(데이터셋 발췌)
* * *

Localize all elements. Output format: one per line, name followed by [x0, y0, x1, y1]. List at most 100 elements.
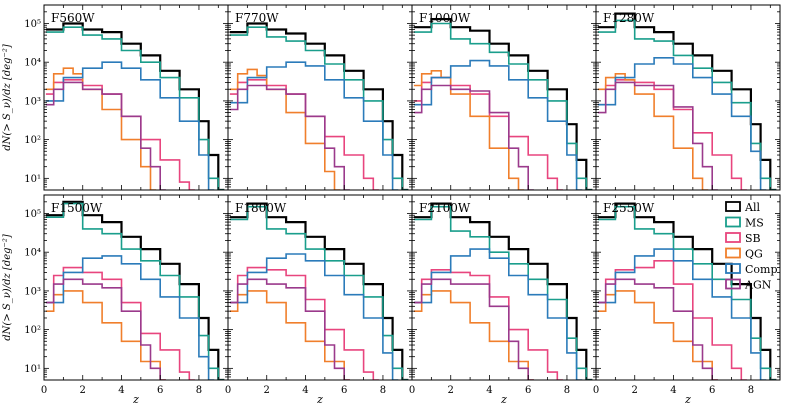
- x-axis-label: z: [684, 393, 691, 406]
- legend: All MS SB QG Comp AGN: [725, 201, 778, 292]
- panel-title: F1500W: [51, 201, 103, 215]
- panel-title: F2550W: [603, 201, 655, 215]
- series-line-agn: [413, 84, 534, 190]
- series-group: [413, 18, 593, 190]
- x-tick-label: 8: [380, 385, 386, 396]
- y-tick-label: 10¹: [24, 174, 41, 185]
- series-line-comp: [229, 253, 399, 380]
- series-line-qg: [45, 67, 157, 190]
- series-line-ms: [597, 19, 776, 190]
- panel-f770w: F770W: [227, 4, 413, 191]
- x-axis-label: z: [500, 393, 507, 406]
- legend-label: Comp: [745, 263, 778, 276]
- y-tick-label: 10⁵: [24, 19, 41, 30]
- series-group: [597, 202, 777, 380]
- panel-title: F560W: [51, 11, 95, 25]
- y-tick-label: 10²: [24, 135, 41, 146]
- panel-f1800w: 0 2 4 6 8 F1800W: [225, 194, 413, 396]
- panel-frame: [43, 194, 229, 381]
- series-line-qg: [597, 290, 718, 380]
- legend-swatch: [725, 247, 741, 259]
- series-group: [229, 22, 409, 190]
- series-line-qg: [229, 290, 350, 380]
- series-line-ms: [597, 205, 776, 380]
- panel-frame: [227, 4, 413, 191]
- y-tick-label: 10⁵: [24, 209, 41, 220]
- series-line-comp: [413, 248, 583, 380]
- x-axis-label: z: [316, 393, 323, 406]
- x-tick-label: 6: [709, 385, 715, 396]
- panel-frame: [595, 194, 781, 381]
- series-line-all: [45, 200, 225, 380]
- series-line-ms: [45, 202, 224, 380]
- series-line-comp: [597, 248, 767, 380]
- series-line-sb: [229, 79, 379, 190]
- series-line-comp: [45, 61, 215, 190]
- labels-layer: z z z z dN(> S_ν)/dz [deg⁻²] dN(> S_ν)/d…: [2, 44, 691, 406]
- y-tick-label: 10²: [24, 325, 41, 336]
- legend-label: AGN: [744, 279, 772, 292]
- panel-f2550w: 0 2 4 6 8 F2550W: [593, 194, 781, 396]
- legend-label: SB: [745, 232, 761, 245]
- panel-f1280w: F1280W: [595, 4, 781, 191]
- series-line-agn: [597, 278, 718, 380]
- panel-f560w: 10¹ 10² 10³ 10⁴ 10⁵ F560W: [24, 4, 229, 191]
- panels-layer: 10¹ 10² 10³ 10⁴ 10⁵ F560W F770W F1000W F1280W 0 2 4…: [24, 4, 781, 396]
- y-axis-label: dN(> S_ν)/dz [deg⁻²]: [2, 44, 13, 151]
- series-line-sb: [413, 269, 563, 380]
- legend-item-agn: AGN: [725, 278, 772, 292]
- x-tick-label: 6: [341, 385, 347, 396]
- y-tick-label: 10³: [24, 96, 41, 107]
- x-tick-label: 8: [196, 385, 202, 396]
- legend-swatch: [725, 278, 741, 290]
- series-line-sb: [229, 266, 379, 380]
- legend-swatch: [725, 216, 741, 228]
- legend-swatch: [725, 232, 741, 243]
- x-tick-label: 4: [670, 385, 676, 396]
- series-line-sb: [413, 76, 563, 190]
- series-line-all: [413, 202, 593, 380]
- panel-title: F1280W: [603, 11, 655, 25]
- panel-frame: [43, 4, 229, 191]
- series-line-sb: [597, 79, 747, 190]
- series-group: [413, 202, 593, 380]
- series-line-qg: [597, 73, 709, 190]
- series-group: [229, 202, 409, 380]
- series-line-all: [229, 22, 409, 190]
- series-line-all: [413, 18, 593, 190]
- panel-title: F770W: [235, 11, 279, 25]
- x-tick-label: 2: [80, 385, 86, 396]
- series-line-agn: [229, 278, 350, 380]
- series-line-ms: [413, 22, 592, 190]
- y-tick-label: 10³: [24, 286, 41, 297]
- series-line-qg: [229, 68, 341, 190]
- panel-frame: [595, 4, 781, 191]
- x-tick-label: 0: [593, 385, 599, 396]
- y-tick-label: 10¹: [24, 364, 41, 375]
- y-tick-label: 10⁴: [24, 248, 41, 259]
- y-tick-label: 10⁴: [24, 58, 41, 69]
- series-line-all: [45, 22, 225, 190]
- series-group: [45, 200, 225, 380]
- series-line-qg: [413, 70, 525, 190]
- series-line-comp: [597, 57, 767, 190]
- x-tick-label: 2: [448, 385, 454, 396]
- panel-f1000w: F1000W: [411, 4, 597, 191]
- series-line-comp: [413, 59, 583, 190]
- panel-frame: [411, 4, 597, 191]
- x-tick-label: 0: [41, 385, 47, 396]
- legend-swatch: [725, 263, 741, 274]
- series-line-qg: [45, 290, 166, 380]
- x-tick-label: 8: [564, 385, 570, 396]
- panel-title: F1800W: [235, 201, 287, 215]
- series-line-ms: [45, 26, 224, 190]
- legend-swatch: [725, 201, 741, 212]
- series-line-all: [229, 202, 409, 380]
- series-line-sb: [45, 79, 195, 190]
- x-tick-label: 4: [486, 385, 492, 396]
- x-tick-label: 0: [409, 385, 415, 396]
- panel-f2100w: 0 2 4 6 8 F2100W: [409, 194, 597, 396]
- legend-label: QG: [745, 248, 763, 261]
- legend-item-comp: Comp: [725, 263, 778, 276]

* * *

-- 연습 과제 --
위 목록 전체를 빈 줄 없이 번호 목록으로 정리하시오. 그림은 답에서 제외하시오.

-- 과제 답안 --
1. Localize all elements. Output format: one per line, name followed by [x0, y0, x1, y1]. List at most 100 elements.
2. - x-axis-label: z: [684, 393, 691, 406]
3. - legend: All MS SB QG Comp AGN: [725, 201, 778, 292]
4. - panel-title: F1500W: [51, 201, 103, 215]
5. - panel-title: F2550W: [603, 201, 655, 215]
6. - series-line-agn: [413, 84, 534, 190]
7. - series-group: [413, 18, 593, 190]
8. - x-tick-label: 8: [380, 385, 386, 396]
9. - y-tick-label: 10¹: [24, 174, 41, 185]
10. - series-line-comp: [229, 253, 399, 380]
11. - series-line-qg: [45, 67, 157, 190]
12. - series-line-ms: [597, 19, 776, 190]
13. - panel-f770w: F770W: [227, 4, 413, 191]
14. - x-axis-label: z: [500, 393, 507, 406]
15. - legend-label: Comp: [745, 263, 778, 276]
16. - y-tick-label: 10⁵: [24, 19, 41, 30]
17. - series-group: [597, 202, 777, 380]
18. - panel-title: F560W: [51, 11, 95, 25]
19. - y-tick-label: 10²: [24, 135, 41, 146]
20. - panel-f1800w: 0 2 4 6 8 F1800W: [225, 194, 413, 396]
21. - panel-frame: [43, 194, 229, 381]
22. - series-line-qg: [597, 290, 718, 380]
23. - legend-swatch: [725, 247, 741, 259]
24. - series-group: [229, 22, 409, 190]
25. - series-line-qg: [229, 290, 350, 380]
26. - series-line-ms: [597, 205, 776, 380]
27. - panel-frame: [227, 4, 413, 191]
28. - y-tick-label: 10⁵: [24, 209, 41, 220]
29. - series-line-comp: [413, 248, 583, 380]
30. - x-axis-label: z: [316, 393, 323, 406]
31. - x-tick-label: 6: [709, 385, 715, 396]
32. - panel-frame: [595, 194, 781, 381]
33. - series-line-all: [45, 200, 225, 380]
34. - series-line-ms: [45, 202, 224, 380]
35. - series-line-comp: [597, 248, 767, 380]
36. - series-line-sb: [229, 79, 379, 190]
37. - series-line-comp: [45, 61, 215, 190]
38. - labels-layer: z z z z dN(> S_ν)/dz [deg⁻²] dN(> S_ν)/d…: [2, 44, 691, 406]
39. - y-tick-label: 10²: [24, 325, 41, 336]
40. - legend-label: AGN: [744, 279, 772, 292]
41. - panel-f2550w: 0 2 4 6 8 F2550W: [593, 194, 781, 396]
42. - legend-label: SB: [745, 232, 761, 245]
43. - panel-f1280w: F1280W: [595, 4, 781, 191]
44. - series-line-agn: [597, 278, 718, 380]
45. - panel-f560w: 10¹ 10² 10³ 10⁴ 10⁵ F560W: [24, 4, 229, 191]
46. - panels-layer: 10¹ 10² 10³ 10⁴ 10⁵ F560W F770W F1000W F1280W 0 2 4…: [24, 4, 781, 396]
47. - y-axis-label: dN(> S_ν)/dz [deg⁻²]: [2, 44, 13, 151]
48. - series-line-sb: [413, 269, 563, 380]
49. - legend-item-agn: AGN: [725, 278, 772, 292]
50. - x-tick-label: 6: [341, 385, 347, 396]
51. - y-tick-label: 10³: [24, 96, 41, 107]
52. - x-tick-label: 8: [196, 385, 202, 396]
53. - legend-swatch: [725, 278, 741, 290]
54. - series-line-sb: [229, 266, 379, 380]
55. - legend-swatch: [725, 216, 741, 228]
56. - legend-swatch: [725, 232, 741, 243]
57. - x-tick-label: 4: [670, 385, 676, 396]
58. - series-line-sb: [413, 76, 563, 190]
59. - series-line-all: [413, 202, 593, 380]
60. - panel-title: F1280W: [603, 11, 655, 25]
61. - panel-frame: [43, 4, 229, 191]
62. - series-line-sb: [597, 79, 747, 190]
63. - series-group: [413, 202, 593, 380]
64. - series-line-qg: [597, 73, 709, 190]
65. - series-group: [229, 202, 409, 380]
66. - series-line-all: [229, 22, 409, 190]
67. - series-line-all: [413, 18, 593, 190]
68. - panel-title: F770W: [235, 11, 279, 25]
69. - x-tick-label: 2: [80, 385, 86, 396]
70. - series-line-agn: [229, 278, 350, 380]
71. - series-line-ms: [413, 22, 592, 190]
72. - y-tick-label: 10³: [24, 286, 41, 297]
73. - series-line-qg: [229, 68, 341, 190]
74. - panel-frame: [595, 4, 781, 191]
75. - x-tick-label: 0: [593, 385, 599, 396]
76. - y-tick-label: 10¹: [24, 364, 41, 375]
77. - y-tick-label: 10⁴: [24, 248, 41, 259]
78. - y-tick-label: 10⁴: [24, 58, 41, 69]
79. - series-line-all: [45, 22, 225, 190]
80. - series-group: [45, 200, 225, 380]
81. - series-line-qg: [413, 70, 525, 190]
82. - series-line-comp: [597, 57, 767, 190]
83. - x-tick-label: 2: [448, 385, 454, 396]
84. - panel-f1000w: F1000W: [411, 4, 597, 191]
85. - series-line-comp: [413, 59, 583, 190]
86. - panel-frame: [411, 4, 597, 191]
87. - x-tick-label: 0: [41, 385, 47, 396]
88. - legend-swatch: [725, 263, 741, 274]
89. - series-line-qg: [45, 290, 166, 380]
90. - x-tick-label: 8: [564, 385, 570, 396]
91. - panel-title: F1800W: [235, 201, 287, 215]
92. - series-line-ms: [45, 26, 224, 190]
93. - legend-swatch: [725, 201, 741, 212]
94. - series-line-all: [229, 202, 409, 380]
95. - series-line-sb: [45, 79, 195, 190]
96. - x-tick-label: 4: [486, 385, 492, 396]
97. - x-tick-label: 0: [409, 385, 415, 396]
98. - panel-f2100w: 0 2 4 6 8 F2100W: [409, 194, 597, 396]
99. - legend-label: QG: [745, 248, 763, 261]
100. - legend-item-comp: Comp: [725, 263, 778, 276]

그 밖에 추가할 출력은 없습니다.